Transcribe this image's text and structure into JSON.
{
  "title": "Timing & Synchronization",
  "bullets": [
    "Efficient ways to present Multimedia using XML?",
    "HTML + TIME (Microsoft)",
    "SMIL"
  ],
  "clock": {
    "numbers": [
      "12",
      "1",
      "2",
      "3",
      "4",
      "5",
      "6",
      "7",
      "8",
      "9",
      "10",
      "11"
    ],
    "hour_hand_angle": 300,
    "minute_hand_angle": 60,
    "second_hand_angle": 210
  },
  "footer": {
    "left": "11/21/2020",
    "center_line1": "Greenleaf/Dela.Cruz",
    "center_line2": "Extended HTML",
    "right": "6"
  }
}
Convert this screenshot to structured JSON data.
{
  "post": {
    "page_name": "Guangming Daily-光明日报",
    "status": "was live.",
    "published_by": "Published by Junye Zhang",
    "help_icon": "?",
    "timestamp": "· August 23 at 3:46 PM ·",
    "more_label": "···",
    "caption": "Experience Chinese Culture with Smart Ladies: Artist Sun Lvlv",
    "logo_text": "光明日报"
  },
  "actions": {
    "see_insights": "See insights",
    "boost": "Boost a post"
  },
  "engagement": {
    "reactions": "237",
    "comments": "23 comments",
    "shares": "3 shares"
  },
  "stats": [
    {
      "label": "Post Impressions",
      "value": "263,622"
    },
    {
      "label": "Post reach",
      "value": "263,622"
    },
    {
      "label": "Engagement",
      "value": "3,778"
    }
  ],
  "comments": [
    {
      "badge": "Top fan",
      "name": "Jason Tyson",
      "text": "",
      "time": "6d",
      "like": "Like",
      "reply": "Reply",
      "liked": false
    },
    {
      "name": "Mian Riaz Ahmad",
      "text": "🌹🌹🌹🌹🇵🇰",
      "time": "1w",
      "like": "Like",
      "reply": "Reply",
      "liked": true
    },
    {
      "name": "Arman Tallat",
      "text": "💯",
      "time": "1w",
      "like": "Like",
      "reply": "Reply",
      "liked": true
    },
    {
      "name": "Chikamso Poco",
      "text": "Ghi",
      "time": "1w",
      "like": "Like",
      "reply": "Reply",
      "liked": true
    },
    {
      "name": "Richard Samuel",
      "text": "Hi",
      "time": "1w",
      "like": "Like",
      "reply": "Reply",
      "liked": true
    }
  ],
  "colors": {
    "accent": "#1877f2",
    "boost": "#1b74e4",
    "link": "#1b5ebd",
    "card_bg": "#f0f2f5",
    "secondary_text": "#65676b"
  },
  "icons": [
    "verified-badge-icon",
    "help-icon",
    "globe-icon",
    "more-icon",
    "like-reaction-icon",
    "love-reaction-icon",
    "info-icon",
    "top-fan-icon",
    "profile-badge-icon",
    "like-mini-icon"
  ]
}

********

▸ What you will do
On how many lines does the word "HTML" appear? Answer with only the number.

▸ Solution for this problem
2